A frota navegou ao longo do estreito habitado pelos dois monstros. De um lado, Cilas, e de outro: Caribde. Temerosos da morte iminente, a tripulação encarava Caribde, quando, repentinamente, Cilas arrebatou ao mar vários companheiros de Odisseu. Todavia, apesar de todo o perigo, a frota conseguiu transpor, sã e salva, ambos os rochedos monstruosos. Agora, a frota encontrava-se na ilha do deus Hélio. Odisseu, seguindo as orientações de deusa Circe, aconselha, mais uma vez, seus companheiros:

“_ Camarades, deux mots! vous avez beau souflir; il faut que vous sachiez ce que Tirésias m’a prédit (dans l ‘Hades): il m’a recommandé, et très fort, d’éviter cette Île du Soleil, le charmeur des mortels; il m’a dit qu’en ces lieux, nous aurions à subir le comble des malheurs... Doublons cette île! écartez-en le noir vaisseau!” (p.123)

“_ Ora me ouvi, companheiros, pesar dos trabalhos sofridos.

Vou revelar-vos orác’los do sábio adivinho Tirésias

e Circe Eéia, quando ambos disseram como muita insistência

porque evitássemos a ilha do deus que dos homens é amigo

a mais terrível desgraça disseram que aqui nos aguarda (...)

_ Caros amigos! Na nave ainda temos comida e bebida;

cumpre pouparmos as vacas, não vá suceder-nos desgraça.

De divindade terrível são todas, e as nédias ovelhas,

de Hélio, que tudo discerne e que todas as coisas escuta...”(pp.217-8)

Entretanto, por insistência de Euríloco e com a concordância dos demais, Odisseu foi obrigado a aportar na ilha que ele tanto desejava evitar. Mas, antes, avisou a todos: no caso de encontrarem uma manada de vacas ou apenas uma ovelha, evitem matá-las!

Contudo, Euríloco instila o veneno no pensamento dos companheiros de Odisseu. Euríloco convence os demais que Odisseu é o único responsável por todos os sofrimentos que enfrentam, e desafia a todos os companheiros a sacrificar os animais da ilha, oferecendo-os em sacrifício ao Olimpo, para que, em breve, pudessem regressar aos seus lares. A matança foi consumada. Além disso, os guerreiros banquetearam-se com as carnes dos animais sacrificados.

**Instruções do exercício:**
a. Diga se cada afirmação abaixo está de acordo com o trecho sobre Odisseu e responda "sim" ou "não", citando as palavras do trecho que decidem a questão. (i) Cilas arrebatou ao mar vários companheiros de Odisseu. (ii) Odisseu aportou na ilha de Hélio por vontade própria. (iii) Euríloco convence os demais de que Odisseu é o culpado pelos sofrimentos que enfrentam.
b. Prossiga com o trecho sobre Odisseu a partir da última frase apresentada.
Os registros não são usados nesta parte do exercício.

**Listagens de regiões anotadas:**
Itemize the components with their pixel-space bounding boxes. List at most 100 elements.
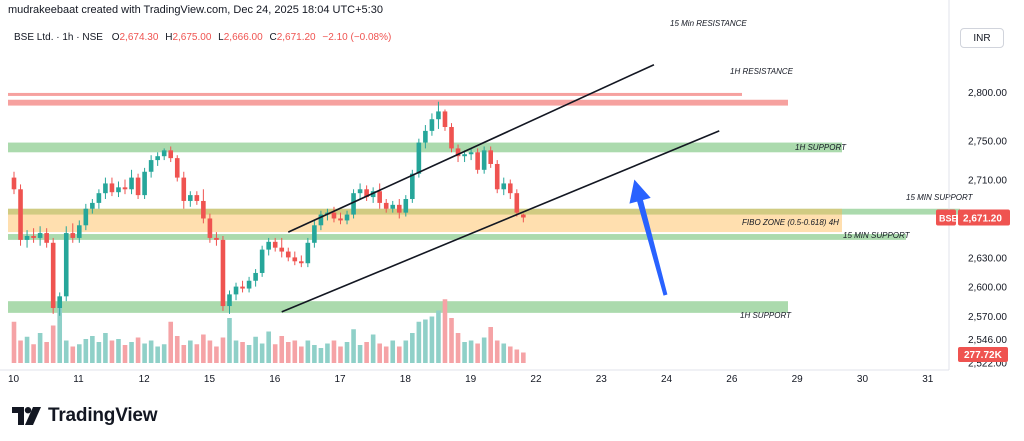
chart-credit: mudrakeebaat created with TradingView.co… [8,4,383,16]
volume-bar [481,337,487,363]
price-tick-label: 2,710.00 [968,176,1007,187]
volume-bar [148,340,154,363]
volume-bar [507,346,513,363]
time-tick-label: 19 [465,374,477,385]
volume-tag-bg [958,347,1008,362]
price-tick-label: 2,800.00 [968,88,1007,99]
candle-body [233,286,239,295]
candle-body [488,150,493,164]
candle-body [207,218,213,238]
volume-bar [299,346,304,363]
volume-bar [383,346,389,363]
open-label: O [112,32,120,43]
volume-bar [377,343,382,363]
candle-body [227,294,232,307]
zone-label-layer: 15 Min RESISTANCE 1H RESISTANCE 1H SUPPORT… [670,19,974,320]
time-tick-label: 15 [204,374,216,385]
time-tick-label: 24 [661,374,673,385]
volume-bar [488,327,493,363]
candle-body [494,163,500,190]
price-tick-label: 2,546.00 [968,335,1007,346]
candle-body [377,191,382,203]
candle-body [57,296,63,309]
tradingview-logo[interactable]: TradingView [12,404,158,428]
currency-button[interactable]: INR [960,28,1004,48]
time-tick-label: 18 [400,374,412,385]
candle-body [161,150,167,157]
candle-body [383,202,389,209]
volume-bar [279,336,285,363]
volume-bar [253,336,258,363]
zones-layer [8,92,960,313]
low-value: 2,666.00 [224,32,263,43]
candle-body [279,247,285,252]
candle-body [468,152,474,155]
volume-bar [436,310,441,363]
candle-body [416,142,422,174]
volume-bar [521,352,526,363]
volume-bar [220,337,226,363]
volume-bar [344,342,350,363]
candle-body [129,177,134,190]
time-tick-label: 29 [792,374,804,385]
candle-body [285,251,291,258]
candle-body [396,204,402,213]
candle-body [312,225,317,243]
candle-body [390,204,396,209]
candle-body [521,214,526,218]
candle-body [103,183,108,194]
volume-bar [96,342,102,363]
volume-bar [90,336,95,363]
close-label: C [269,32,276,43]
volume-bar [318,348,324,363]
volume-bar [227,318,232,363]
time-tick-label: 26 [726,374,738,385]
candle-body [11,177,17,190]
volume-bar [429,316,435,363]
candle-body [18,189,23,240]
volume-bar [292,340,298,363]
candle-body [299,261,304,264]
time-tick-label: 31 [922,374,934,385]
volume-bar [449,318,454,363]
candle-body [266,241,271,250]
axis-tags: BSE 2,671.20 277.72K [936,209,1010,362]
candle-body [481,150,487,170]
candle-body [168,150,174,159]
candle-body [142,171,147,196]
volume-bar [390,340,396,363]
zone-label: 15 MIN SUPPORT [906,193,974,202]
time-tick-label: 11 [73,374,84,385]
volume-bar [31,344,36,363]
price-axis: 2,800.00 2,750.00 2,710.00 2,630.00 2,600.00… [968,88,1007,370]
candle-body [272,241,278,248]
candle-layer [11,101,526,316]
candle-body [109,183,115,193]
blue-arrow [629,179,668,296]
candle-body [63,233,69,297]
candle-body [253,272,258,281]
volume-bar [201,334,206,363]
volume-bar [103,333,108,363]
volume-bar [188,340,193,363]
volume-bar [423,319,428,363]
candle-body [148,160,154,172]
volume-bar [305,340,311,363]
volume-bar [161,344,167,363]
candle-body [357,189,363,194]
volume-bar [214,346,219,363]
candle-body [318,214,324,226]
volume-bar [370,334,376,363]
volume-bar [77,344,82,363]
volume-bar [272,344,278,363]
candle-body [351,193,356,215]
volume-bar [207,340,213,363]
candle-body [410,173,415,200]
candle-body [24,235,30,240]
volume-bar [266,331,271,363]
volume-bar [181,345,187,363]
volume-bar [37,333,43,363]
candle-body [181,177,187,201]
time-axis: 10 11 12 15 16 17 18 19 22 23 24 26 29 30 31 [8,374,934,385]
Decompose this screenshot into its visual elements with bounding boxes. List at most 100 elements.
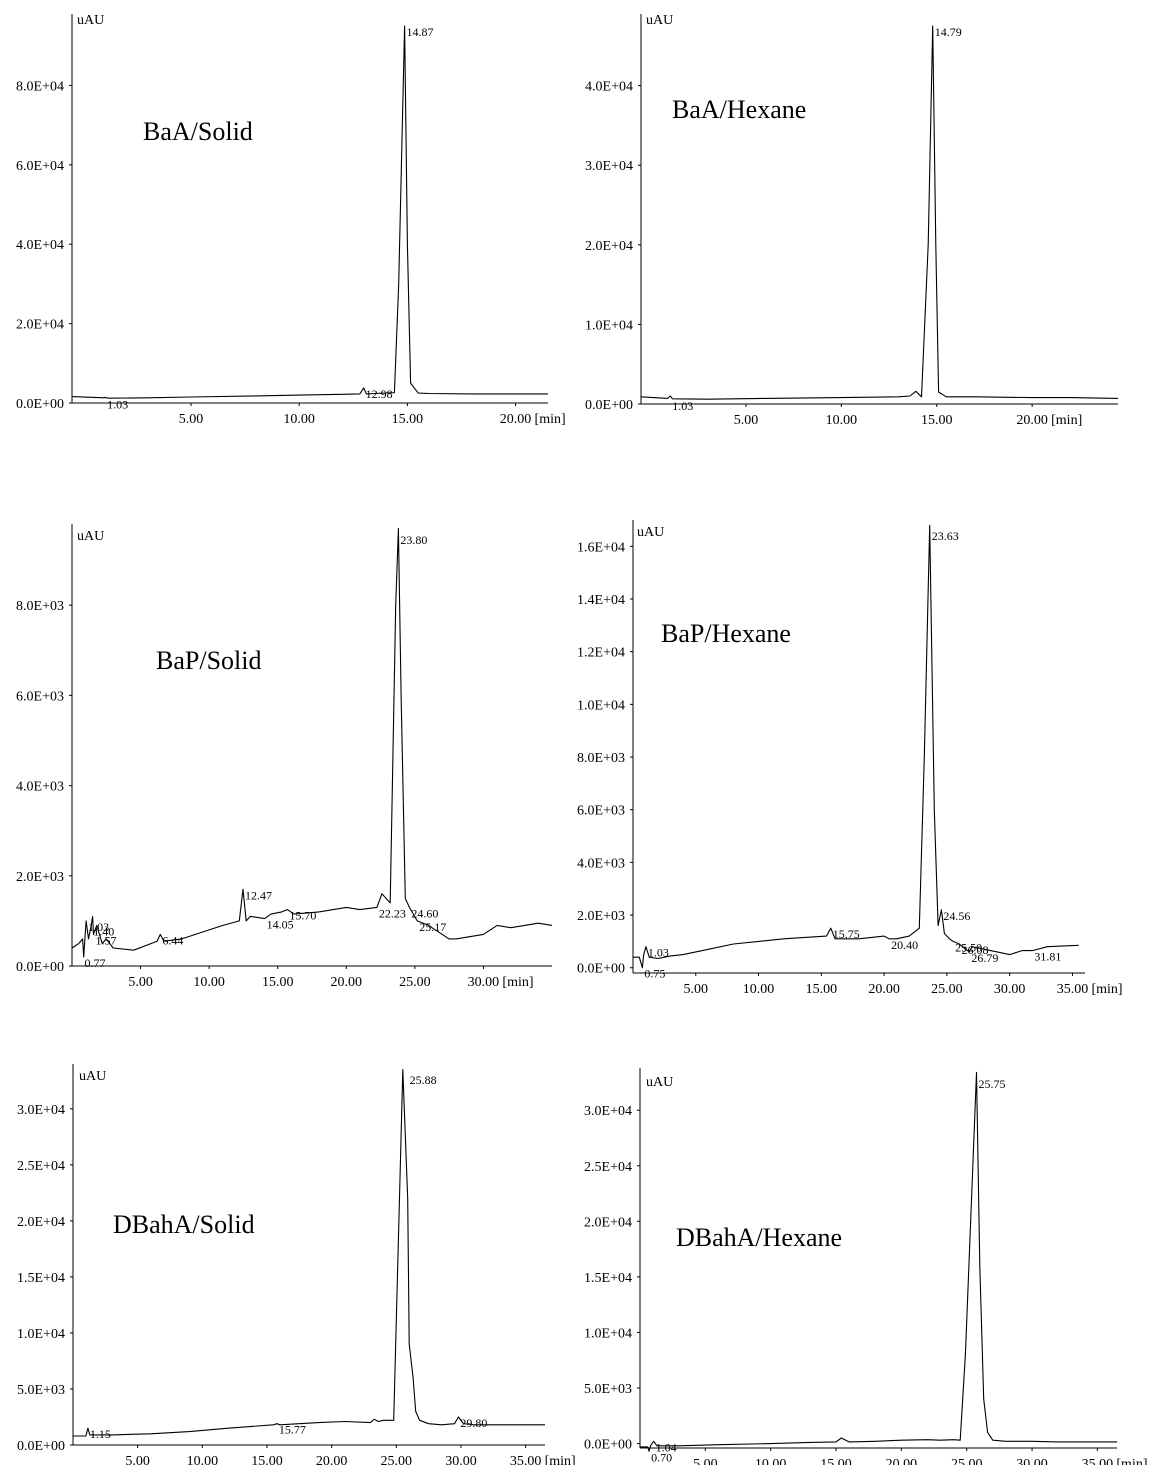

**Respostas das atividades:**
a.
(i) Sim: “Cilas arrebatou ao mar vários companheiros de Odisseu”.
(ii) Não: “Odisseu foi obrigado a aportar na ilha que ele tanto desejava evitar”.
(iii) Sim: “Euríloco convence os demais que Odisseu é o único responsável por todos os sofrimentos que enfrentam”.

b.
Quando Odisseu descobriu que todos haviam desrespeitado suas palavras, repreendeu-os. Porém, o deus Hélio, furioso, convocou os fortes ventos e lançou-os contra as naus. Odisseu e a tripulação foram imediatamente obrigados a deixar a ilha, em debandada, tal a fúria do deus Hélio. Porém, a violência da tempestade era tanta, que tudo destruiu! matando, desse modo, toda a tripulação, exceto Odissseu. O ardiloso herói novamente teve de enfrentar Cilas e Caribde, entretanto conseguiu sair mais uma vez ileso do perigo de morte. Durante nove dias as ondas arrastaram Odisseu, até que o seu exausto corpo foi lançado nas praias da ilha de Ogígia, da deusa Calipso.

Nesse momento, Odisseu dá por encerrada, na corte do Feácios, a sua própria narrativa.

NOTAS

(informações mais detalhadas sobre as notas que seguem abaixo, por gentileza, consultar texto – sobre o mesmo tema – disponibilizado neste site em 26/12/2005)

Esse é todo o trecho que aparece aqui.